YOUR INSTRUCTIONS:
Wherever the word "vasodilator" appears in the entries, copy the whole line.

WORKING DATA:
☆ ☆ ☆

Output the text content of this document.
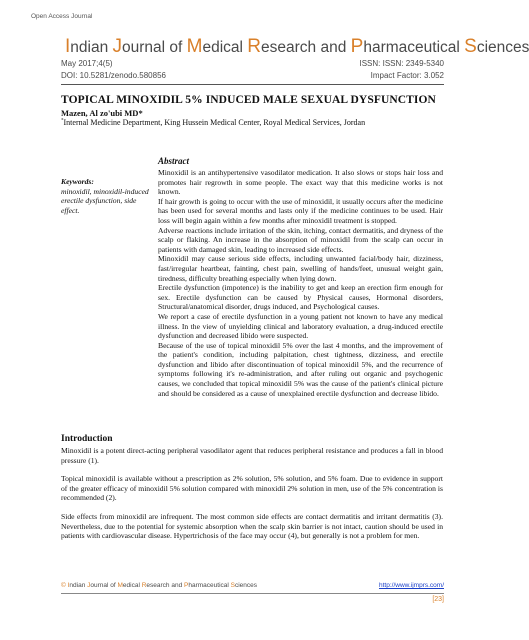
Open Access Journal
Indian Journal of Medical Research and Pharmaceutical Sciences
May 2017;4(5)	ISSN: ISSN: 2349-5340
DOI: 10.5281/zenodo.580856	Impact Factor: 3.052
TOPICAL MINOXIDIL 5% INDUCED MALE SEXUAL DYSFUNCTION
Mazen, Al zo'ubi MD*
*Internal Medicine Department, King Hussein Medical Center, Royal Medical Services, Jordan
Keywords:
minoxidil, minoxidil-induced erectile dysfunction, side effect.
Abstract

Minoxidil is an antihypertensive vasodilator medication. It also slows or stops hair loss and promotes hair regrowth in some people. The exact way that this medicine works is not known.

If hair growth is going to occur with the use of minoxidil, it usually occurs after the medicine has been used for several months and lasts only if the medicine continues to be used. Hair loss will begin again within a few months after minoxidil treatment is stopped.

Adverse reactions include irritation of the skin, itching, contact dermatitis, and dryness of the scalp or flaking. An increase in the absorption of minoxidil from the scalp can occur in patients with damaged skin, leading to increased side effects.

Minoxidil may cause serious side effects, including unwanted facial/body hair, dizziness, fast/irregular heartbeat, fainting, chest pain, swelling of hands/feet, unusual weight gain, tiredness, difficulty breathing especially when lying down.

Erectile dysfunction (impotence) is the inability to get and keep an erection firm enough for sex. Erectile dysfunction can be caused by Physical causes, Hormonal disorders, Structural/anatomical disorder, drugs induced, and Psychological causes.

We report a case of erectile dysfunction in a young patient not known to have any medical illness. In the view of unyielding clinical and laboratory evaluation, a drug-induced erectile dysfunction and decreased libido were suspected.

Because of the use of topical minoxidil 5% over the last 4 months, and the improvement of the patient's condition, including palpitation, chest tightness, dizziness, and erectile dysfunction and libido after discontinuation of topical minoxidil 5%, and the recurrence of symptoms following it's re-administration, and after ruling out organic and psychogenic causes, we concluded that topical minoxidil 5% was the cause of the patient's clinical picture and should be considered as a cause of unexplained erectile dysfunction and decrease libido.

Introduction

Minoxidil is a potent direct-acting peripheral vasodilator agent that reduces peripheral resistance and produces a fall in blood pressure (1).

Topical minoxidil is available without a prescription as 2% solution, 5% solution, and 5% foam. Due to evidence in support of the greater efficacy of minoxidil 5% solution compared with minoxidil 2% solution in men, use of the 5% concentration is recommended (2).

Side effects from minoxidil are infrequent. The most common side effects are contact dermatitis and irritant dermatitis (3). Nevertheless, due to the potential for systemic absorption when the scalp skin barrier is not intact, caution should be used in patients with cardiovascular disease. Hypertrichosis of the face may occur (4), but generally is not a problem for men.

© Indian Journal of Medical Research and Pharmaceutical Sciences	http://www.ijmprs.com/
[23]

☆ ☆ ☆

OUTPUT OF THE TASK:
Minoxidil is an antihypertensive vasodilator medication. It also slows or stops hair loss and promotes hair regrowth in some people. The exact way that this medicine works is not known.
Minoxidil is a potent direct-acting peripheral vasodilator agent that reduces peripheral resistance and produces a fall in blood pressure (1).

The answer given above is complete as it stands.